── Given information

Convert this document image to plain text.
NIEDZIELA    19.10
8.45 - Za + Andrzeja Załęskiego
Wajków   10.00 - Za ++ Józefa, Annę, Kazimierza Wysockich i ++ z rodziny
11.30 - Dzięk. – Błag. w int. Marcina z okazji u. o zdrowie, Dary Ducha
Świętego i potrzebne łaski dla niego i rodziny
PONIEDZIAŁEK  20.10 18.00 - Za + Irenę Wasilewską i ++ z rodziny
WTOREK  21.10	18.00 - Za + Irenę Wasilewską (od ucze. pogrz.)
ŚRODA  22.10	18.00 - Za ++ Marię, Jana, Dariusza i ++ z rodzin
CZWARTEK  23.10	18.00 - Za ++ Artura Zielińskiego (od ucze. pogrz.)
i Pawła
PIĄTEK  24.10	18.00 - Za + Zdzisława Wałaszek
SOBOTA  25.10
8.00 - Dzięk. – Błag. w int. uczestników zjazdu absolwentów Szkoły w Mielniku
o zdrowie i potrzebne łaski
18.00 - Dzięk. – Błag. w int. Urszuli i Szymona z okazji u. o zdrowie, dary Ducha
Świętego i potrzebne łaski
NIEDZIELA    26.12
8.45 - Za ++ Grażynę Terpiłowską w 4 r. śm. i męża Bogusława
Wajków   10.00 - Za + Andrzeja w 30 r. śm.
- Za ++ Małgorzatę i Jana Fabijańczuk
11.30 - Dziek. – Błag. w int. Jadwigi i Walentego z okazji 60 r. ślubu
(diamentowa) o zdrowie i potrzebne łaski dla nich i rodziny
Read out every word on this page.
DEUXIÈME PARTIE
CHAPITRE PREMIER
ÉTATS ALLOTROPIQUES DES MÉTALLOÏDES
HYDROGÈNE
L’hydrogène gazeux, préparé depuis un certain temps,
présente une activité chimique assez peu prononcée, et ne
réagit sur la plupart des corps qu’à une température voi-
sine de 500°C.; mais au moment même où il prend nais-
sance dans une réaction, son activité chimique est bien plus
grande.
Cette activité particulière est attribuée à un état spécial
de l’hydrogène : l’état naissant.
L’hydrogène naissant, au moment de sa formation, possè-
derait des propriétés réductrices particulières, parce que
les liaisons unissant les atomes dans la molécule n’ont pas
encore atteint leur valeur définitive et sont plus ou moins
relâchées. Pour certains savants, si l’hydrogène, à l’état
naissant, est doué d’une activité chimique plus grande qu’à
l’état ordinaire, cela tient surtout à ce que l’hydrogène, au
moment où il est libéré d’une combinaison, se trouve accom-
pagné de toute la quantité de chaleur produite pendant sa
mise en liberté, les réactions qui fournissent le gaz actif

────

* Given task
Scan the material above. Copy each line that holds the word "activité".

* Answer for this exercise
présente une activité chimique assez peu prononcée, et ne
sance dans une réaction, son activité chimique est bien plus
Cette activité particulière est attribuée à un état spécial
naissant, est doué d’une activité chimique plus grande qu’à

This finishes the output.